### PROBLEM DETAILS:
List each line holding the string "structured".

# # # # # # #

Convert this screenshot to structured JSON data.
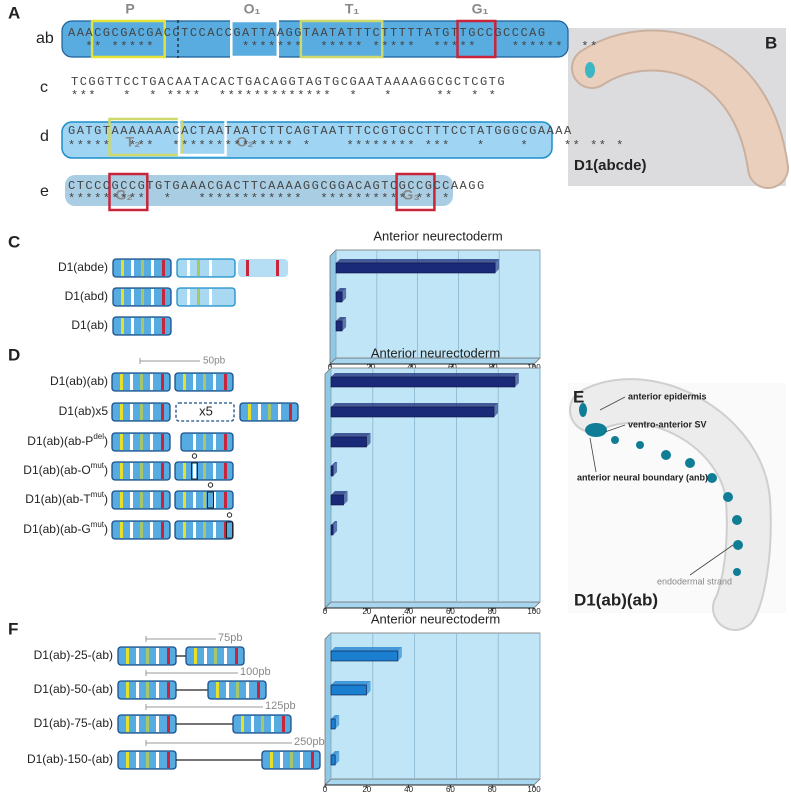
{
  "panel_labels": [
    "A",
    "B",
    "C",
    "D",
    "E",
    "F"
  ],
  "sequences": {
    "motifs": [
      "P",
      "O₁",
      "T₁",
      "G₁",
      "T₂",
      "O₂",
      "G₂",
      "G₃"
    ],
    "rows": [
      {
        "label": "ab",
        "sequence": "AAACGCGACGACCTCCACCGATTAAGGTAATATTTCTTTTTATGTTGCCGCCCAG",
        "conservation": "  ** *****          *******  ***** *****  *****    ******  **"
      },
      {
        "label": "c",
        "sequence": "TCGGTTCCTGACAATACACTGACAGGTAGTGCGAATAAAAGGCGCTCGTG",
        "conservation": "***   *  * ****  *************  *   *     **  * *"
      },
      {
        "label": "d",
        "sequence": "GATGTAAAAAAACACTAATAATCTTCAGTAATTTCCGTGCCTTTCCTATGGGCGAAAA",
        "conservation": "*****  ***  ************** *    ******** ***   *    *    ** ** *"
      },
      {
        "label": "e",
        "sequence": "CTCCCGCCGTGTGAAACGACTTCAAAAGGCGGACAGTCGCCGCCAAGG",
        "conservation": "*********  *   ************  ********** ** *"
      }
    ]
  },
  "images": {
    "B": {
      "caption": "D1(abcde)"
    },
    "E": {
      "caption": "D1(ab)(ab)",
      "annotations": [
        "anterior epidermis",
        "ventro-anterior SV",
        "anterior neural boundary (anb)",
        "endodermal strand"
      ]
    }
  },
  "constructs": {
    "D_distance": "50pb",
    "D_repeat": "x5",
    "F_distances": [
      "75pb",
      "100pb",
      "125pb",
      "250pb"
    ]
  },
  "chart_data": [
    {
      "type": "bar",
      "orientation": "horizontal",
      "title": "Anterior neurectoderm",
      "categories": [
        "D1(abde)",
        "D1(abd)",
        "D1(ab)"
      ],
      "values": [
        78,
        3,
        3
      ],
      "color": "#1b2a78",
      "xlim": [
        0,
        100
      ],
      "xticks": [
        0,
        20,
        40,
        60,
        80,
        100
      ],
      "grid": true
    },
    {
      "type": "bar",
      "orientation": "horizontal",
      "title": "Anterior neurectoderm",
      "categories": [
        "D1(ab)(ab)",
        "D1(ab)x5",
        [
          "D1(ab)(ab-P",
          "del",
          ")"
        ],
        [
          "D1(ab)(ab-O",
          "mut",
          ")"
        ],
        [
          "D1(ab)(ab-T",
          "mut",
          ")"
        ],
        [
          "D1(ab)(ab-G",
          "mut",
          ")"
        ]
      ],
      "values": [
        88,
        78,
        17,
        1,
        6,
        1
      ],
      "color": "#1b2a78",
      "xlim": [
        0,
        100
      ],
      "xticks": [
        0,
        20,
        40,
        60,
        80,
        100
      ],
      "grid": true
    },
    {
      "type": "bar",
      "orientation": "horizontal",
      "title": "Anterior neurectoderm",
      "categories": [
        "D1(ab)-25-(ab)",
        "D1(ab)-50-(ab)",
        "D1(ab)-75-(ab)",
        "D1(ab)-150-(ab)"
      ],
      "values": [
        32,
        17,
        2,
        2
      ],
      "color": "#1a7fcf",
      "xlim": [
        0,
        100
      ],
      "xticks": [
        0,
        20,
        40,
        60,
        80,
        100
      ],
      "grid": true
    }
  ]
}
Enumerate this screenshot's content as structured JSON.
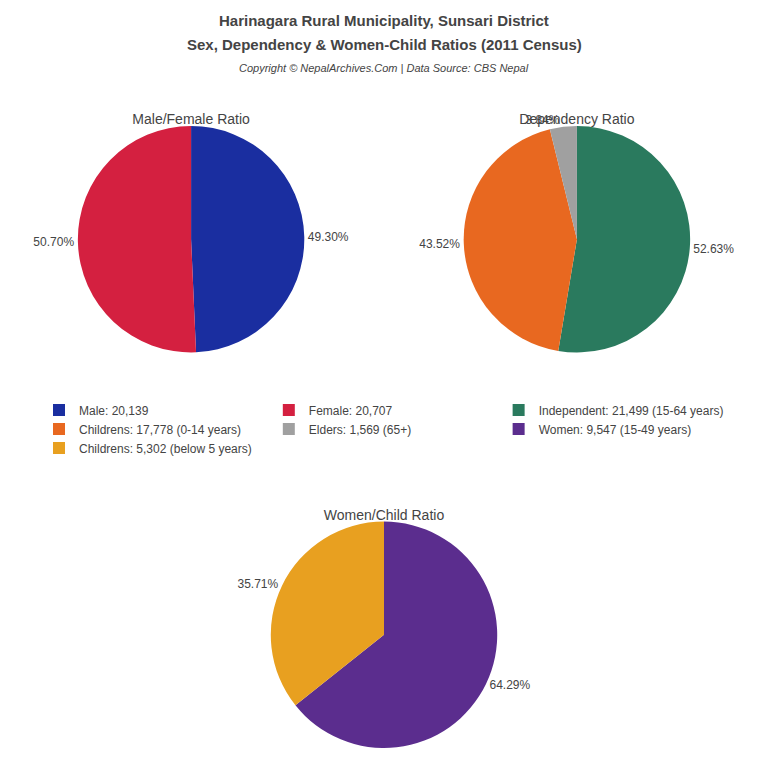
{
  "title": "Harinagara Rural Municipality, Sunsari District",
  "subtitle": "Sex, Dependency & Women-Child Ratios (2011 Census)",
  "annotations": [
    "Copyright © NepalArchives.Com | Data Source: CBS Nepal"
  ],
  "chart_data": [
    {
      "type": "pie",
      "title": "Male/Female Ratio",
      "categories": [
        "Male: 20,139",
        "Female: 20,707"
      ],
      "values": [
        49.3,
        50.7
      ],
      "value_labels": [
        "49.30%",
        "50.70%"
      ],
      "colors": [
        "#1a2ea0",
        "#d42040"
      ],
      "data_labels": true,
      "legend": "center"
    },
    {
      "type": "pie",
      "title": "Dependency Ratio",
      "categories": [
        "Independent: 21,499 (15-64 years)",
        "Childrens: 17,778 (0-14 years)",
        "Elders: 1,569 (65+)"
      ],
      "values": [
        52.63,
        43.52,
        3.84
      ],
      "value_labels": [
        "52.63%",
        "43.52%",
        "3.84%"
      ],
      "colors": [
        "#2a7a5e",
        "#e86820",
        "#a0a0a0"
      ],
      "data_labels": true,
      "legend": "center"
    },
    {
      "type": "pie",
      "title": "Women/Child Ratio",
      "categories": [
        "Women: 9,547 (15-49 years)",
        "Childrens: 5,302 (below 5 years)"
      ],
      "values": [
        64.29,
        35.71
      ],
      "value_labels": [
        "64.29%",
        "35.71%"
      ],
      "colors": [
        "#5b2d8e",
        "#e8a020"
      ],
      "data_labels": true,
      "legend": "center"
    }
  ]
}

# # # # # # #

### RESULT:
Convert this screenshot to structured JSON data.
Enumerate this screenshot's content as structured JSON.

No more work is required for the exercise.